## Entries from a visual dataset
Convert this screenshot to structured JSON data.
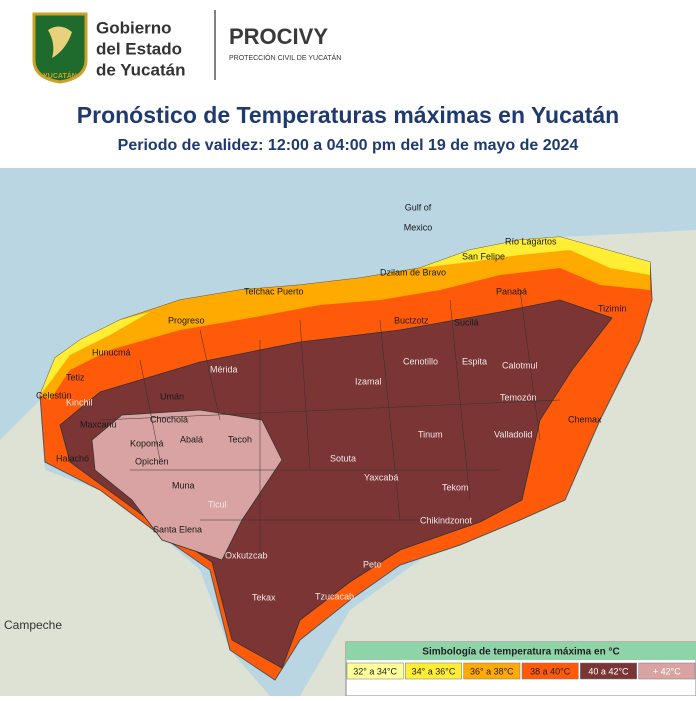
{
  "header": {
    "shield_text": "YUCATÁN",
    "gov_lines": [
      "Gobierno",
      "del Estado",
      "de Yucatán"
    ],
    "procivy": "PROCIVY",
    "procivy_sub": "PROTECCIÓN CIVIL DE YUCATÁN",
    "title": "Pronóstico de Temperaturas máximas en Yucatán",
    "subtitle": "Periodo de validez: 12:00 a 04:00 pm del 19 de mayo de 2024"
  },
  "map": {
    "labels": [
      "Gulf of",
      "Mexico",
      "Campeche",
      "Río Lagartos",
      "San Felipe",
      "Dzilam de Bravo",
      "Panabá",
      "Tizimín",
      "Progreso",
      "Hunucmá",
      "Celestún",
      "Mérida",
      "Izamal",
      "Valladolid",
      "Chemax",
      "Temozón",
      "Espita",
      "Calotmul",
      "Buctzotz",
      "Cenotillo",
      "Sucilá",
      "Tinum",
      "Sotuta",
      "Yaxcabá",
      "Tekax",
      "Peto",
      "Ticul",
      "Muna",
      "Abalá",
      "Maxcanú",
      "Halachó",
      "Opichén",
      "Kopomá",
      "Chocholá",
      "Umán",
      "Tecoh",
      "Santa Elena",
      "Oxkutzcab",
      "Tzucacab",
      "Chikindzonot",
      "Tekom",
      "Kinchil",
      "Tetiz",
      "Telchac Puerto"
    ]
  },
  "legend": {
    "title": "Simbología de temperatura máxima en °C",
    "items": [
      {
        "label": "32° a 34°C",
        "color": "#ffff99"
      },
      {
        "label": "34° a 36°C",
        "color": "#ffee33"
      },
      {
        "label": "36° a 38°C",
        "color": "#ffaa00"
      },
      {
        "label": "38 a 40°C",
        "color": "#ff5a0a"
      },
      {
        "label": "40 a 42°C",
        "color": "#7b3535"
      },
      {
        "label": "+ 42°C",
        "color": "#d9a3a3"
      }
    ]
  }
}
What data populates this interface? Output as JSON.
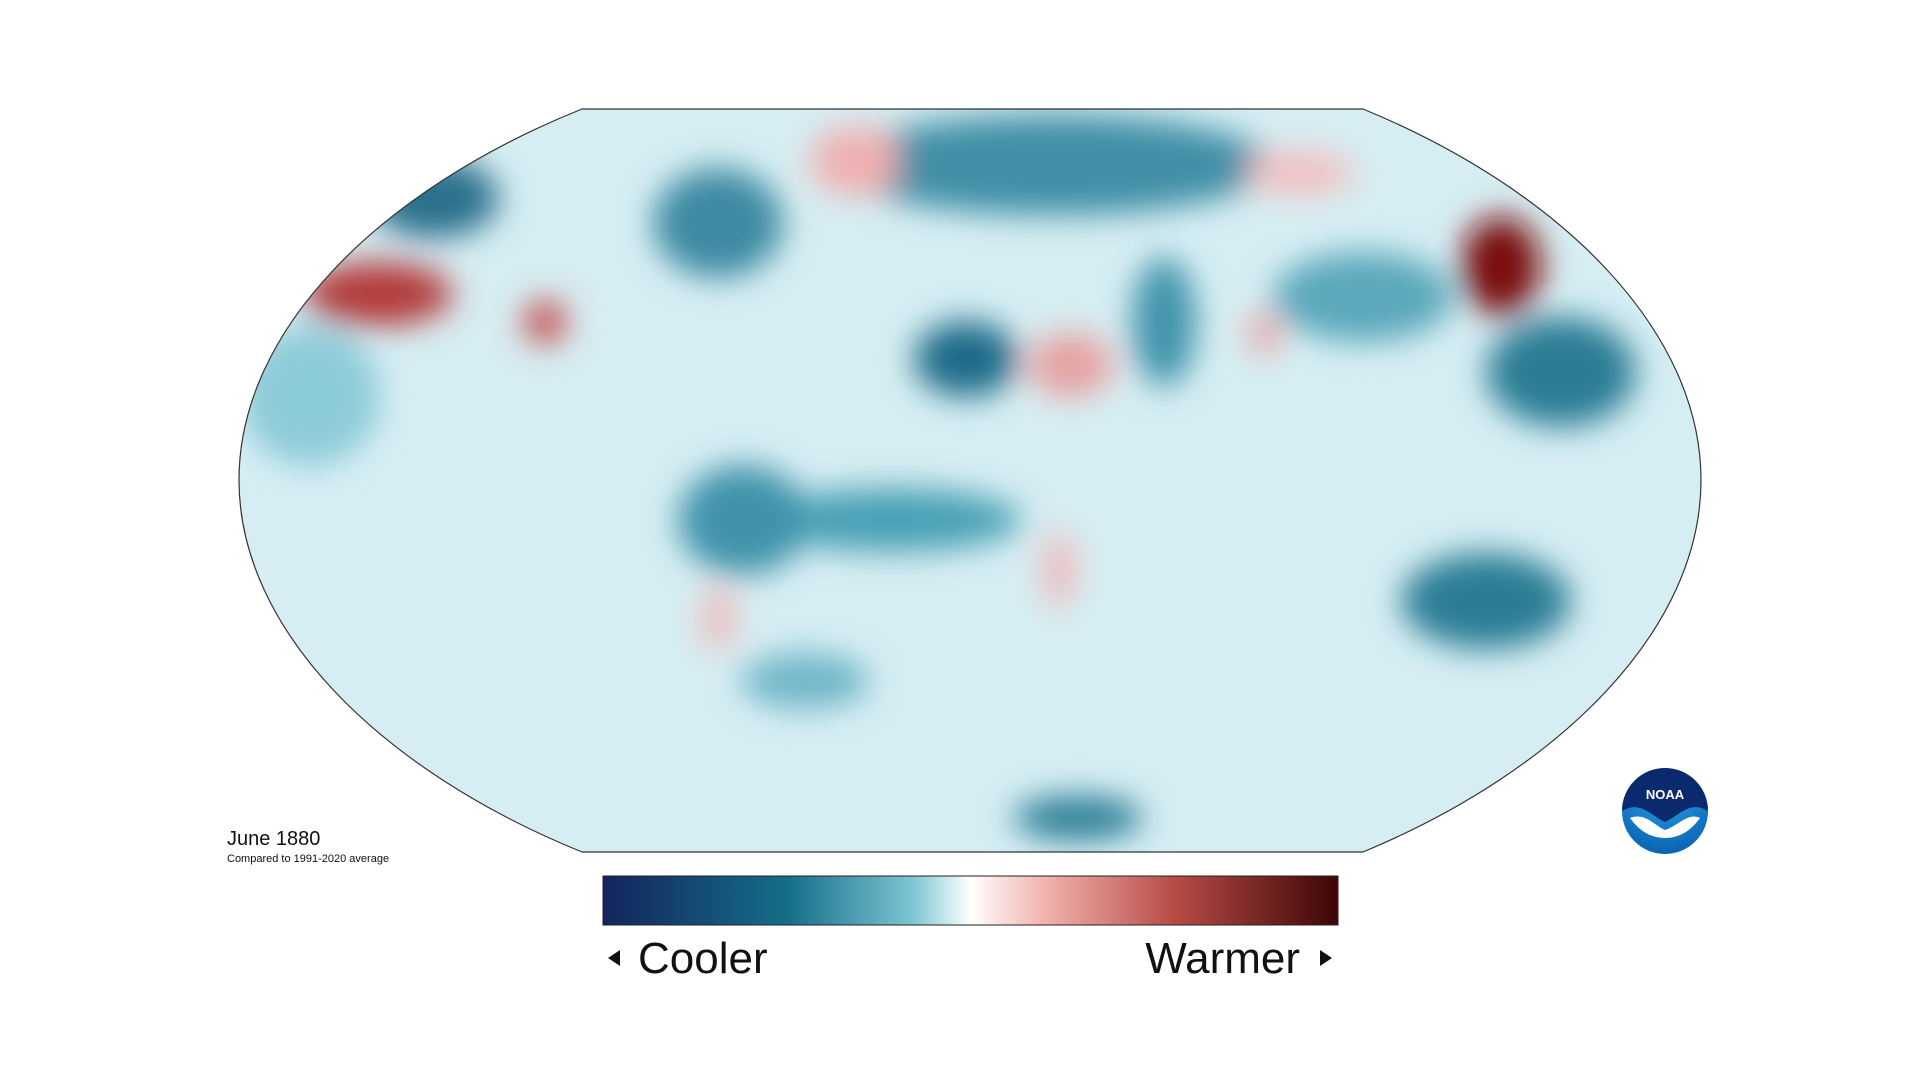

## The request
Print the complete listing exactly, apart from any pictures.

## Final result
Convert this screenshot to structured JSON data.
{
  "header": {
    "shield_text": "YUCATÁN",
    "gov_lines": [
      "Gobierno",
      "del Estado",
      "de Yucatán"
    ],
    "procivy": "PROCIVY",
    "procivy_sub": "PROTECCIÓN CIVIL DE YUCATÁN",
    "title": "Pronóstico de Temperaturas máximas en Yucatán",
    "subtitle": "Periodo de validez: 12:00 a 04:00 pm del 19 de mayo de 2024"
  },
  "map": {
    "labels": [
      "Gulf of",
      "Mexico",
      "Campeche",
      "Río Lagartos",
      "San Felipe",
      "Dzilam de Bravo",
      "Panabá",
      "Tizimín",
      "Progreso",
      "Hunucmá",
      "Celestún",
      "Mérida",
      "Izamal",
      "Valladolid",
      "Chemax",
      "Temozón",
      "Espita",
      "Calotmul",
      "Buctzotz",
      "Cenotillo",
      "Sucilá",
      "Tinum",
      "Sotuta",
      "Yaxcabá",
      "Tekax",
      "Peto",
      "Ticul",
      "Muna",
      "Abalá",
      "Maxcanú",
      "Halachó",
      "Opichén",
      "Kopomá",
      "Chocholá",
      "Umán",
      "Tecoh",
      "Santa Elena",
      "Oxkutzcab",
      "Tzucacab",
      "Chikindzonot",
      "Tekom",
      "Kinchil",
      "Tetiz",
      "Telchac Puerto"
    ]
  },
  "legend": {
    "title": "Simbología de temperatura máxima en °C",
    "items": [
      {
        "label": "32° a 34°C",
        "color": "#ffff99"
      },
      {
        "label": "34° a 36°C",
        "color": "#ffee33"
      },
      {
        "label": "36° a 38°C",
        "color": "#ffaa00"
      },
      {
        "label": "38 a 40°C",
        "color": "#ff5a0a"
      },
      {
        "label": "40 a 42°C",
        "color": "#7b3535"
      },
      {
        "label": "+ 42°C",
        "color": "#d9a3a3"
      }
    ]
  }
}
What data populates this interface? Output as JSON.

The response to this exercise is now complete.